═══ Raw records
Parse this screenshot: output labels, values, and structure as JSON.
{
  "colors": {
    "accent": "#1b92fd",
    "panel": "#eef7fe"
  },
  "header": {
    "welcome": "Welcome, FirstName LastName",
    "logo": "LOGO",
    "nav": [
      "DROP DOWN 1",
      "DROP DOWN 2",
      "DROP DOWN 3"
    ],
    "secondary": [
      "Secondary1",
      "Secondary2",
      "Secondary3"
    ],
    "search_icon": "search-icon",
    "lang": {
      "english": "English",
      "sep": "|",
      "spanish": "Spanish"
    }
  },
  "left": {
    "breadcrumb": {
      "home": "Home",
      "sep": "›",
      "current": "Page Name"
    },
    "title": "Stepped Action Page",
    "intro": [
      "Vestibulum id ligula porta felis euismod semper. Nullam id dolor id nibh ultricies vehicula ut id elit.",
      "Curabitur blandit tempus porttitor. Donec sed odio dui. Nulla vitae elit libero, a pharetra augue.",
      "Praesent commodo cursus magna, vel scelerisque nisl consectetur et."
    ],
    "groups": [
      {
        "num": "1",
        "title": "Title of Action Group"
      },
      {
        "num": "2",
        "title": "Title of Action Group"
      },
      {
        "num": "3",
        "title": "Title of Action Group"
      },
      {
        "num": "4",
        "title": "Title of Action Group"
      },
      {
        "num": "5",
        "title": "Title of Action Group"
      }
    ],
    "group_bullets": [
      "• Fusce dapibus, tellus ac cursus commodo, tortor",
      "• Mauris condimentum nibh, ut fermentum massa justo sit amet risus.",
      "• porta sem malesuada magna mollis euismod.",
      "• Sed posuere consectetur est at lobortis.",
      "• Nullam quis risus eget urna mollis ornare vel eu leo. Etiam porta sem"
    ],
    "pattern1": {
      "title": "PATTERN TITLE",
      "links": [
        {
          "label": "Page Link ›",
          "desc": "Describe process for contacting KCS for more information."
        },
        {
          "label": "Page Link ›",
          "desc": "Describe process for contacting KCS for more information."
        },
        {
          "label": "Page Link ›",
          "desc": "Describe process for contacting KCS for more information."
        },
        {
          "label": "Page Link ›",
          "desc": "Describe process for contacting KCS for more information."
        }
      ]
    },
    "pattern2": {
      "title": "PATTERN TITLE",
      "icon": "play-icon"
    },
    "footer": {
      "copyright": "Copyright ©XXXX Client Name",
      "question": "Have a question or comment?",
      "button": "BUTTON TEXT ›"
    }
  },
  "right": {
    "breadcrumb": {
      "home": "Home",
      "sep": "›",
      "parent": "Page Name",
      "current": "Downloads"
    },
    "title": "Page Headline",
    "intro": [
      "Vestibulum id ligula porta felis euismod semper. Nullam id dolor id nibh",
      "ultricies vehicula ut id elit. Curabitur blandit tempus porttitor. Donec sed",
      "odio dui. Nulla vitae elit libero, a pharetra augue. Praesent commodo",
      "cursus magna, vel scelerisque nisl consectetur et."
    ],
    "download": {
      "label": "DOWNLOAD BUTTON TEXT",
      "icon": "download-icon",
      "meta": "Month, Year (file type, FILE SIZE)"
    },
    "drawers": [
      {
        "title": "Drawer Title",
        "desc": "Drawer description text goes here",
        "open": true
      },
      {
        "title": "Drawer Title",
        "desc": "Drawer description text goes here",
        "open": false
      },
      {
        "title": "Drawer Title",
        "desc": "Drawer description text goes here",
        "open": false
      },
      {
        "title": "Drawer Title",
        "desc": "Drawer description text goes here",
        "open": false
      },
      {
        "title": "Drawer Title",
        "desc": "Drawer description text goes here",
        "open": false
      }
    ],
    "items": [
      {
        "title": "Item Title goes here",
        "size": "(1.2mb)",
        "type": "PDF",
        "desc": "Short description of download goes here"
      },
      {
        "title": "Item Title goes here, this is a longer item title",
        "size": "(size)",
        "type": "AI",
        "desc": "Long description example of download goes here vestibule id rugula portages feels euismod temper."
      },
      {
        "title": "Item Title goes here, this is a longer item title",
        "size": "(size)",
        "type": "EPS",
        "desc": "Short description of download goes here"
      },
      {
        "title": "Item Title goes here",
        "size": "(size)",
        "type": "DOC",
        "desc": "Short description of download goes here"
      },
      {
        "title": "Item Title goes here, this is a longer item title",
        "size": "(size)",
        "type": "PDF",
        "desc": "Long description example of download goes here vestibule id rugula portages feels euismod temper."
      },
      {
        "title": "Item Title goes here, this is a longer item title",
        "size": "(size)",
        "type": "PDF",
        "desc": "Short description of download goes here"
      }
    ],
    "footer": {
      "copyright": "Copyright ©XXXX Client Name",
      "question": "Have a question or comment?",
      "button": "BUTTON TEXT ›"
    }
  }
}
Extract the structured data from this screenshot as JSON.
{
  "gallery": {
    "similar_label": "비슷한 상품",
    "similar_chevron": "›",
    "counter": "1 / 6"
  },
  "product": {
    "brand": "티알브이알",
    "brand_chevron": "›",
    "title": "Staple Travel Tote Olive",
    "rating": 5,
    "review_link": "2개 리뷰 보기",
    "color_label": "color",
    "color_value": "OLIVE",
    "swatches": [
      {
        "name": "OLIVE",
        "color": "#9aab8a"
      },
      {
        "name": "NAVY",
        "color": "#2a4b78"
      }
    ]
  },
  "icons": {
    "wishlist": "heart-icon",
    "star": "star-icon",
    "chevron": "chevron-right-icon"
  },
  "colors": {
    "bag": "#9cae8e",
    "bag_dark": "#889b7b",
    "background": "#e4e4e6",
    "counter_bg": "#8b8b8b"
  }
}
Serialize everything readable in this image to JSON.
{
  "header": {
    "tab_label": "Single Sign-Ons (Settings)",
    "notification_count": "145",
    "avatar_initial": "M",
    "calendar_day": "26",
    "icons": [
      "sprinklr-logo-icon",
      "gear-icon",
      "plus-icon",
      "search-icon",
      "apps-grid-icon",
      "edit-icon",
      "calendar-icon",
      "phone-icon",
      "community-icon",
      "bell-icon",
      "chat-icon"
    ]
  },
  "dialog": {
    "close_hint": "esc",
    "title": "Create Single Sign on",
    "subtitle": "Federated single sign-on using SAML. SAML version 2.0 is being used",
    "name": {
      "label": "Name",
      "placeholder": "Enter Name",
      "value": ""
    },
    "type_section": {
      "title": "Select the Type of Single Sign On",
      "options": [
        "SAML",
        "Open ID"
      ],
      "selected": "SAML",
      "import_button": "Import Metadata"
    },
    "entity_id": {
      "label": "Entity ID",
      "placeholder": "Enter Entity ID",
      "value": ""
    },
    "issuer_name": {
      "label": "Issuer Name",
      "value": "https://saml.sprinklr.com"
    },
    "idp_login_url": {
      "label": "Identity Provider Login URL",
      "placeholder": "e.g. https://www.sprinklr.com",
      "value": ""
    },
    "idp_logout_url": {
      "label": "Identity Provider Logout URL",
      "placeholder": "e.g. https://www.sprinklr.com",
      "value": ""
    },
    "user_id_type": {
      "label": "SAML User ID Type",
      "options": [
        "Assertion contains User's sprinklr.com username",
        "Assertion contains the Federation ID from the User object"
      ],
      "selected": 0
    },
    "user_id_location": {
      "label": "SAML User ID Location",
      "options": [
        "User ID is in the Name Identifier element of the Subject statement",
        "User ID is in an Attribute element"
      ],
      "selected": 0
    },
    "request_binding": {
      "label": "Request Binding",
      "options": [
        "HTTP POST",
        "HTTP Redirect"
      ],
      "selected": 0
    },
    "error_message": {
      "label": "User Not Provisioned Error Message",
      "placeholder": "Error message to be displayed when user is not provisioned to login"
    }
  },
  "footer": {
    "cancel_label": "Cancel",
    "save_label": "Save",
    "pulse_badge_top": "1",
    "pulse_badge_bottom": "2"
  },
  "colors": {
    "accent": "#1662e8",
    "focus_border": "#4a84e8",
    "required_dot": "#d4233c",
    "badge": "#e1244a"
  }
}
══════
== Short task ==
Reproduce each line from the records that contains the word "Identity".

== Completed task ==
      "label": "Identity Provider Login URL",
      "label": "Identity Provider Logout URL",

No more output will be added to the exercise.